TASK DATA -

--- BEGIN ---

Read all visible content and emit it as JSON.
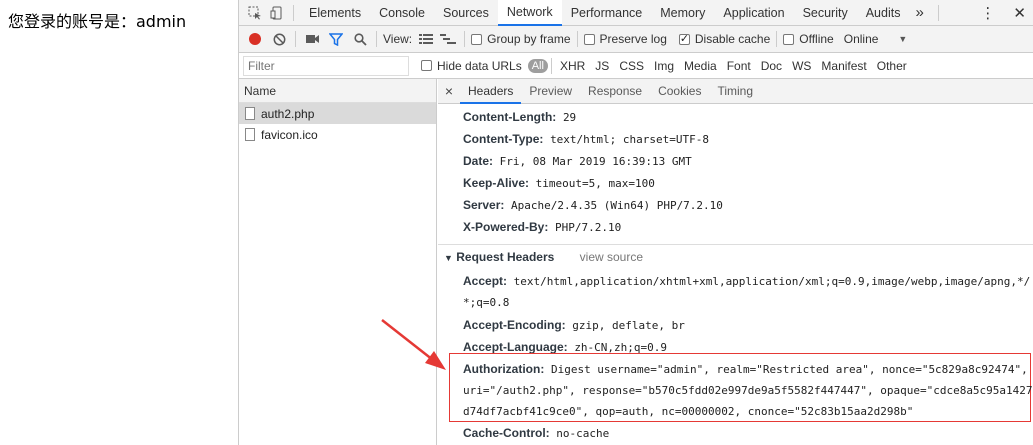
{
  "page": {
    "text": "您登录的账号是：admin"
  },
  "devtools": {
    "main_tabs": [
      "Elements",
      "Console",
      "Sources",
      "Network",
      "Performance",
      "Memory",
      "Application",
      "Security",
      "Audits"
    ],
    "active_tab": "Network",
    "more": "»",
    "toolbar2": {
      "view_label": "View:",
      "group_by_frame": "Group by frame",
      "preserve_log": "Preserve log",
      "disable_cache": "Disable cache",
      "offline": "Offline",
      "online": "Online"
    },
    "filter": {
      "placeholder": "Filter",
      "hide_data_urls": "Hide data URLs",
      "types": [
        "All",
        "XHR",
        "JS",
        "CSS",
        "Img",
        "Media",
        "Font",
        "Doc",
        "WS",
        "Manifest",
        "Other"
      ]
    },
    "request_list": {
      "column": "Name",
      "files": [
        "auth2.php",
        "favicon.ico"
      ]
    },
    "detail_tabs": [
      "Headers",
      "Preview",
      "Response",
      "Cookies",
      "Timing"
    ],
    "response_headers": [
      {
        "name": "Content-Length:",
        "value": "29"
      },
      {
        "name": "Content-Type:",
        "value": "text/html; charset=UTF-8"
      },
      {
        "name": "Date:",
        "value": "Fri, 08 Mar 2019 16:39:13 GMT"
      },
      {
        "name": "Keep-Alive:",
        "value": "timeout=5, max=100"
      },
      {
        "name": "Server:",
        "value": "Apache/2.4.35 (Win64) PHP/7.2.10"
      },
      {
        "name": "X-Powered-By:",
        "value": "PHP/7.2.10"
      }
    ],
    "request_headers_title": "Request Headers",
    "view_source": "view source",
    "request_headers": {
      "accept_name": "Accept:",
      "accept_value_1": "text/html,application/xhtml+xml,application/xml;q=0.9,image/webp,image/apng,*/",
      "accept_value_2": "*;q=0.8",
      "accept_encoding_name": "Accept-Encoding:",
      "accept_encoding_value": "gzip, deflate, br",
      "accept_language_name": "Accept-Language:",
      "accept_language_value": "zh-CN,zh;q=0.9",
      "authorization_name": "Authorization:",
      "authorization_value_1": "Digest username=\"admin\", realm=\"Restricted area\", nonce=\"5c829a8c92474\",",
      "authorization_value_2": "uri=\"/auth2.php\", response=\"b570c5fdd02e997de9a5f5582f447447\", opaque=\"cdce8a5c95a1427",
      "authorization_value_3": "d74df7acbf41c9ce0\", qop=auth, nc=00000002, cnonce=\"52c83b15aa2d298b\"",
      "cache_control_name": "Cache-Control:",
      "cache_control_value": "no-cache"
    },
    "colors": {
      "accent": "#1a73e8",
      "record": "#d93025",
      "highlight": "#e53935"
    }
  }
}
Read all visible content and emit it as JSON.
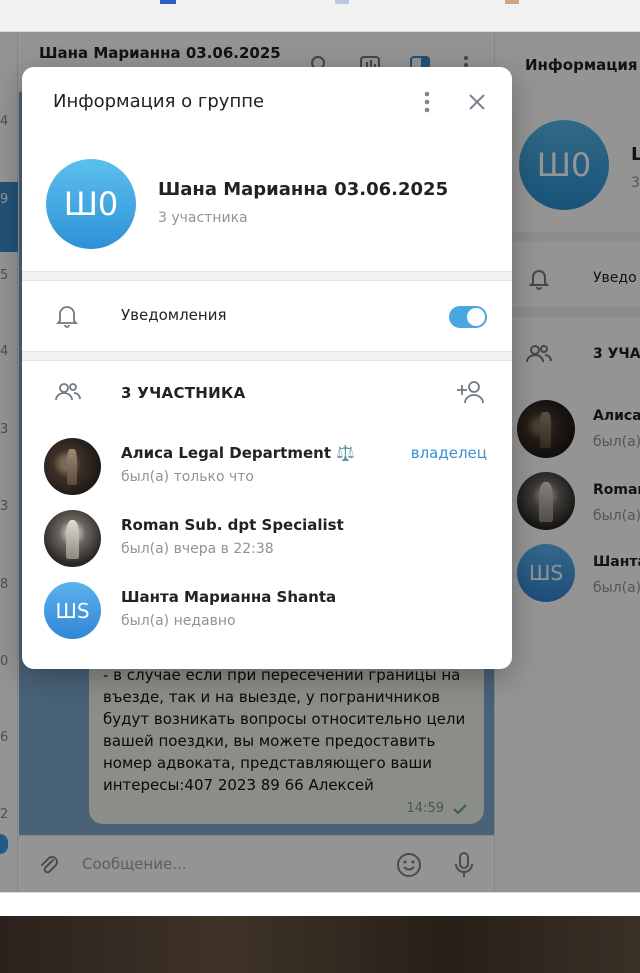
{
  "chat": {
    "title": "Шана Марианна 03.06.2025",
    "message_text": "аэропорта рядом с багажной каруселью.\n- в случае если при пересечении границы на въезде, так и на выезде, у пограничников будут возникать вопросы относительно цели вашей поездки, вы можете предоставить номер адвоката, представляющего ваши интересы:407 2023 89 66 Алексей",
    "message_time": "14:59",
    "composer_placeholder": "Сообщение..."
  },
  "sidebar_numbers": [
    "4",
    "9",
    "5",
    "4",
    "3",
    "3",
    "8",
    "0",
    "6",
    "2"
  ],
  "right_panel": {
    "title": "Информация",
    "avatar_initials": "Ш0",
    "name_fragment": "Ш",
    "sub_fragment": "3",
    "notifications_fragment": "Уведо",
    "members_fragment": "3 УЧАС",
    "members": [
      {
        "name": "Алиса",
        "status": "был(а)"
      },
      {
        "name": "Roman",
        "status": "был(а)"
      },
      {
        "name": "Шанта",
        "status": "был(а)",
        "initials": "ШS"
      }
    ]
  },
  "modal": {
    "title": "Информация о группе",
    "group": {
      "avatar_initials": "Ш0",
      "name": "Шана Марианна 03.06.2025",
      "subtitle": "3 участника"
    },
    "notifications": {
      "label": "Уведомления",
      "enabled": true
    },
    "members_header": "3 УЧАСТНИКА",
    "members": [
      {
        "name": "Алиса Legal Department ⚖️",
        "status": "был(а) только что",
        "role": "владелец"
      },
      {
        "name": "Roman Sub. dpt Specialist",
        "status": "был(а) вчера в 22:38",
        "role": ""
      },
      {
        "name": "Шанта Марианна Shanta",
        "status": "был(а) недавно",
        "role": "",
        "initials": "ШS"
      }
    ]
  },
  "colors": {
    "accent": "#3a8fd2",
    "toggle_on": "#4aa6e2",
    "chat_background": "#7fa9cf",
    "bubble": "#eff5ea"
  }
}
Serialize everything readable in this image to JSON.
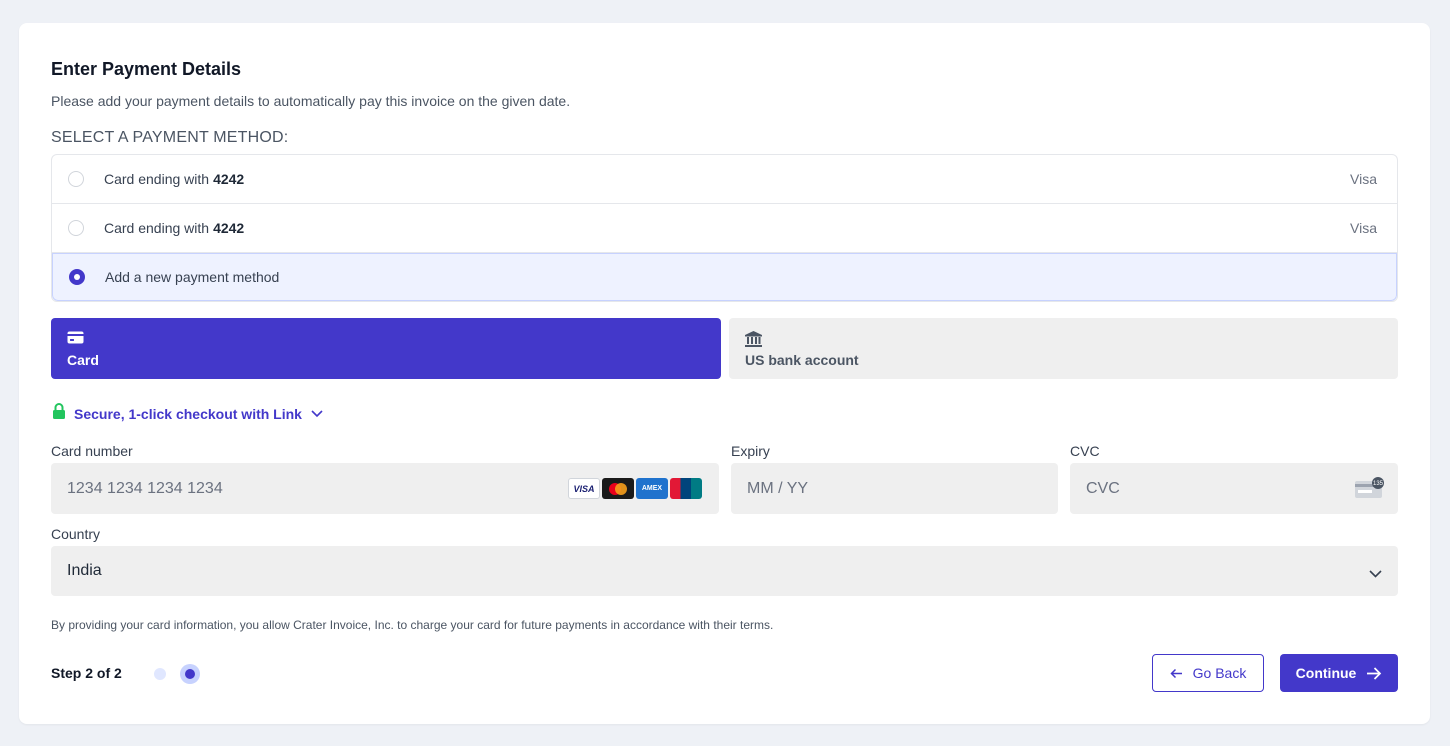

--- END ---

SET PROBLEM - Find the lines that include the string "image", then copy each of them.

RESPONSE BELOW -
      "accept_value_1": "text/html,application/xhtml+xml,application/xml;q=0.9,image/webp,image/apng,*/",
Serialize everything readable in this image to JSON.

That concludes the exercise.